*Travail demandé*. Poursuivez le texte sur le scénario original d'Astier pour Astérix en reprenant juste après « Et bien… Oui. ».

Après une longue période où les adaptateurs se contentaient de resucer des albums (Le domaine des dieux, Astérix chez les Bretons et Astérix et les Normands, Astérix aux jeux olympiques, Astérix et les Normands (oui, encore), Astérix et Cléopâtre, Astérix le Gaulois, La grande traversée…), Astier s’est fendu d’un truc rare : un scénario original. Sauf erreur de ma part, la dernière fois que ça c’était produit, c’était pour Les douze travaux d’Astérix, je vous laisse vérifier la date mais sans trop vous dévoiler le truc, René Goscinny était encore vivant.
Nous voici donc, nous spectateurs, haletants et tremblotants, qui regardons avec inquiétude l’affiche en posant l’inévitable question : Astier a‑t-il réussi à fournir un scénario à la fois respectueux de la tonalité initiale et qui ne verse pas dans le plagiat ?
Et bien… Oui.

Entrées de données enregistrées

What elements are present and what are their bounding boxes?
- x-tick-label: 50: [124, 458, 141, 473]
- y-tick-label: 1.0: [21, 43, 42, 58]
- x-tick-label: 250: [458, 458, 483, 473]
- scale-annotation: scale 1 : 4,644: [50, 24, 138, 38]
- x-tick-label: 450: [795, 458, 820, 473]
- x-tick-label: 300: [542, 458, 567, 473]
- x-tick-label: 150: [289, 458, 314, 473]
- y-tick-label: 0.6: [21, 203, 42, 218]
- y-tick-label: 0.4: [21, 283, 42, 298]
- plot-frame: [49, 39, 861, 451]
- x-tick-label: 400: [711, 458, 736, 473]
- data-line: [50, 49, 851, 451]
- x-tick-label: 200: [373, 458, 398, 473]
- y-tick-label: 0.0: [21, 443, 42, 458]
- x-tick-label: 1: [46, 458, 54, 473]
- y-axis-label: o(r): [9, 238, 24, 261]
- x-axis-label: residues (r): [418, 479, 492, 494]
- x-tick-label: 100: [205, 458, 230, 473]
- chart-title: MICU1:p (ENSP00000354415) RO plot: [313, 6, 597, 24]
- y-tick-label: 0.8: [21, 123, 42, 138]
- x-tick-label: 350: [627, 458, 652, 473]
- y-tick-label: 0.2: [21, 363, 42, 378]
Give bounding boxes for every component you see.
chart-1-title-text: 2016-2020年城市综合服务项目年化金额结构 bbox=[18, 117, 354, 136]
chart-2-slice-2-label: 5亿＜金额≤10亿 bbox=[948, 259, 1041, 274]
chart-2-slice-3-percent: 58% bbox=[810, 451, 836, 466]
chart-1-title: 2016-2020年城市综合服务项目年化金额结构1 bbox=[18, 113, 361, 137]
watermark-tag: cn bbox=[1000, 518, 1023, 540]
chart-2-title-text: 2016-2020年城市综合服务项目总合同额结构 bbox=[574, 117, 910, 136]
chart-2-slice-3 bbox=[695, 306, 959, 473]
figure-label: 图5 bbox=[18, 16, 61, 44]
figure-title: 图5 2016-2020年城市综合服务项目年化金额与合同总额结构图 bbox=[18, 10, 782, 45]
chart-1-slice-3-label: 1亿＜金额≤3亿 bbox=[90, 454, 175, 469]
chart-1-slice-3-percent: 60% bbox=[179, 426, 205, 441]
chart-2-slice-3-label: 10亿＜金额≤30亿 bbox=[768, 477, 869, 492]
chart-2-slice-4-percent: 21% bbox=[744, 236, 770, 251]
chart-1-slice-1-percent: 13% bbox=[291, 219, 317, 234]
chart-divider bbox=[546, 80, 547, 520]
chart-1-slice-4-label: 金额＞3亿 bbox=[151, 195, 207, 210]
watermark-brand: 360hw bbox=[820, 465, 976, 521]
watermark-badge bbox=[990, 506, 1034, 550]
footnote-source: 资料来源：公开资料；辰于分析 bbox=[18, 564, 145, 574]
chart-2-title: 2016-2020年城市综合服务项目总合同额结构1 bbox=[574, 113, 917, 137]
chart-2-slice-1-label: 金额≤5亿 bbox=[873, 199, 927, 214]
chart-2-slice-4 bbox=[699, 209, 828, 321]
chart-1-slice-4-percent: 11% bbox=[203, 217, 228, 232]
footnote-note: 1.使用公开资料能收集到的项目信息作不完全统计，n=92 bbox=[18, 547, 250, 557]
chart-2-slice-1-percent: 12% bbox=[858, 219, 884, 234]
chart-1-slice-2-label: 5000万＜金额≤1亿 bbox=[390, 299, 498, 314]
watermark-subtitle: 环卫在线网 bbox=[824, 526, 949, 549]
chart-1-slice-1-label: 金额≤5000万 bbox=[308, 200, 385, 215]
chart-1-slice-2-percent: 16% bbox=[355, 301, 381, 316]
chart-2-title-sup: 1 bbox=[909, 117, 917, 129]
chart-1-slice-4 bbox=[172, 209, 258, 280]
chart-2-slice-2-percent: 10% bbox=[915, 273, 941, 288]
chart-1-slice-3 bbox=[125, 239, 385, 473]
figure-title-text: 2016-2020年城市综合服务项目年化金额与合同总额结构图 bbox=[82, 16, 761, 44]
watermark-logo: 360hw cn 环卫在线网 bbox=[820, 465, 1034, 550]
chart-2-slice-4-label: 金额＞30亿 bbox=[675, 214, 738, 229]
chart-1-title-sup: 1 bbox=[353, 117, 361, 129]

*Résultat de l'exercice*.
Goscinny et Uderzo eux-mêmes aimaient parfois à jouer avec leurs personnages, à modifier les fondamentaux de leur série pour sortir du schéma habituel. Par exemple, les Gaulois ont été engagés dans la légion romaine et un grand finale d’album se déroule sans potion magique, juste avec une bonne dose de courage — oui, je parle de la nationale boisson qui se boit tous les jours à cinq heures. Donc, que Panoramix ne soit plus un éternel vieux jeune n’est en soi pas une trahison ; c’est juste une manière de lancer l’intrigue en fournissant la quête (où trouver un successeur) et un bon lot de gags (un druide, ça se porte pas tout à fait comme un menhir). C’est aussi l’occasion de creuser un peu le personnage, qui est probablement le moins approfondi des albums : il a désormais une jeunesse et le droit de vieillir, dépassant de loin le simple « vieux sage bienveillamment moqueur » qu’il a incarné pendant cinquante-neuf ans.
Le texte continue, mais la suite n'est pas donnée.